(Problem): Return the whole listing, keeping every character the same.

(Records provided):
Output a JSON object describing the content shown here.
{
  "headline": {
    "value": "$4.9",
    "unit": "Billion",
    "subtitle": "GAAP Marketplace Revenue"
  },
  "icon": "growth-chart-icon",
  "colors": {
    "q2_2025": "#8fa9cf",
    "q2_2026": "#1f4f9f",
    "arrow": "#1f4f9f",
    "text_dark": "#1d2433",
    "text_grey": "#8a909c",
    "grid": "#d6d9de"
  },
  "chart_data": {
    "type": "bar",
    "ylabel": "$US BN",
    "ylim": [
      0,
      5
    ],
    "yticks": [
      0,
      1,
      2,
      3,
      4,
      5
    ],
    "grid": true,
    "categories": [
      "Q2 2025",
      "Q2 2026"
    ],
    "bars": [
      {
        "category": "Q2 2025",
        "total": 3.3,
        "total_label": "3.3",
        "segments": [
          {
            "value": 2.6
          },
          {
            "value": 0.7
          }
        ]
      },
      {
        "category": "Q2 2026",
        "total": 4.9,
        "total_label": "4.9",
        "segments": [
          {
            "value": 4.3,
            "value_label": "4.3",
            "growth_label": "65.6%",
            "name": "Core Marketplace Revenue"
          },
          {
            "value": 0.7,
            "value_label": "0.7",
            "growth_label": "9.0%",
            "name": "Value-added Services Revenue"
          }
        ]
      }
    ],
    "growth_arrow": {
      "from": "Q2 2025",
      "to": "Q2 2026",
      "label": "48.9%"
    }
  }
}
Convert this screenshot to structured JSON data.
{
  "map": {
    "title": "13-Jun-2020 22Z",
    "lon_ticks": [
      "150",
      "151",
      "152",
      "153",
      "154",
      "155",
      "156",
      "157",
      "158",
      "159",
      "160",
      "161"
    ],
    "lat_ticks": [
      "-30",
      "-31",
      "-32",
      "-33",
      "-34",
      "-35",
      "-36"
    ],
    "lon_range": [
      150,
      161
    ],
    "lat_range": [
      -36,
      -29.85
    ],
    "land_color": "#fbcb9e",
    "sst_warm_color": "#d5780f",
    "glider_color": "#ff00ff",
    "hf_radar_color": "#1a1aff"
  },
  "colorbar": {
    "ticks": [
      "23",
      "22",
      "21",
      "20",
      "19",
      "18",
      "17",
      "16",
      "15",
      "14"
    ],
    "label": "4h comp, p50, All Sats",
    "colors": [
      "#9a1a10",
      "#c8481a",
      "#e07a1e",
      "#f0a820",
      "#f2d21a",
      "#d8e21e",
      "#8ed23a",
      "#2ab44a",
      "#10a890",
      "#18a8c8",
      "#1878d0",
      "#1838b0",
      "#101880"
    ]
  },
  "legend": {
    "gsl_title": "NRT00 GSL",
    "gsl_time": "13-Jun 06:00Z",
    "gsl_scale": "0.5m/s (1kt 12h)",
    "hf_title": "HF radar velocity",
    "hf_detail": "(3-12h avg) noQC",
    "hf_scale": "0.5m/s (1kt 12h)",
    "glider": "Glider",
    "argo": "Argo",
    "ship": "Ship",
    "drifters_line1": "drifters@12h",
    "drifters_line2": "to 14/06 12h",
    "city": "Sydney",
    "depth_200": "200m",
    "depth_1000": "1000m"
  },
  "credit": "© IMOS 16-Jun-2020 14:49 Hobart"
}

(Response to the task):
Output a JSON object describing the content shown here.
{
  "headline": {
    "value": "$4.9",
    "unit": "Billion",
    "subtitle": "GAAP Marketplace Revenue"
  },
  "icon": "growth-chart-icon",
  "colors": {
    "q2_2025": "#8fa9cf",
    "q2_2026": "#1f4f9f",
    "arrow": "#1f4f9f",
    "text_dark": "#1d2433",
    "text_grey": "#8a909c",
    "grid": "#d6d9de"
  },
  "chart_data": {
    "type": "bar",
    "ylabel": "$US BN",
    "ylim": [
      0,
      5
    ],
    "yticks": [
      0,
      1,
      2,
      3,
      4,
      5
    ],
    "grid": true,
    "categories": [
      "Q2 2025",
      "Q2 2026"
    ],
    "bars": [
      {
        "category": "Q2 2025",
        "total": 3.3,
        "total_label": "3.3",
        "segments": [
          {
            "value": 2.6
          },
          {
            "value": 0.7
          }
        ]
      },
      {
        "category": "Q2 2026",
        "total": 4.9,
        "total_label": "4.9",
        "segments": [
          {
            "value": 4.3,
            "value_label": "4.3",
            "growth_label": "65.6%",
            "name": "Core Marketplace Revenue"
          },
          {
            "value": 0.7,
            "value_label": "0.7",
            "growth_label": "9.0%",
            "name": "Value-added Services Revenue"
          }
        ]
      }
    ],
    "growth_arrow": {
      "from": "Q2 2025",
      "to": "Q2 2026",
      "label": "48.9%"
    }
  }
}
Convert this screenshot to structured JSON data.
{
  "map": {
    "title": "13-Jun-2020 22Z",
    "lon_ticks": [
      "150",
      "151",
      "152",
      "153",
      "154",
      "155",
      "156",
      "157",
      "158",
      "159",
      "160",
      "161"
    ],
    "lat_ticks": [
      "-30",
      "-31",
      "-32",
      "-33",
      "-34",
      "-35",
      "-36"
    ],
    "lon_range": [
      150,
      161
    ],
    "lat_range": [
      -36,
      -29.85
    ],
    "land_color": "#fbcb9e",
    "sst_warm_color": "#d5780f",
    "glider_color": "#ff00ff",
    "hf_radar_color": "#1a1aff"
  },
  "colorbar": {
    "ticks": [
      "23",
      "22",
      "21",
      "20",
      "19",
      "18",
      "17",
      "16",
      "15",
      "14"
    ],
    "label": "4h comp, p50, All Sats",
    "colors": [
      "#9a1a10",
      "#c8481a",
      "#e07a1e",
      "#f0a820",
      "#f2d21a",
      "#d8e21e",
      "#8ed23a",
      "#2ab44a",
      "#10a890",
      "#18a8c8",
      "#1878d0",
      "#1838b0",
      "#101880"
    ]
  },
  "legend": {
    "gsl_title": "NRT00 GSL",
    "gsl_time": "13-Jun 06:00Z",
    "gsl_scale": "0.5m/s (1kt 12h)",
    "hf_title": "HF radar velocity",
    "hf_detail": "(3-12h avg) noQC",
    "hf_scale": "0.5m/s (1kt 12h)",
    "glider": "Glider",
    "argo": "Argo",
    "ship": "Ship",
    "drifters_line1": "drifters@12h",
    "drifters_line2": "to 14/06 12h",
    "city": "Sydney",
    "depth_200": "200m",
    "depth_1000": "1000m"
  },
  "credit": "© IMOS 16-Jun-2020 14:49 Hobart"
}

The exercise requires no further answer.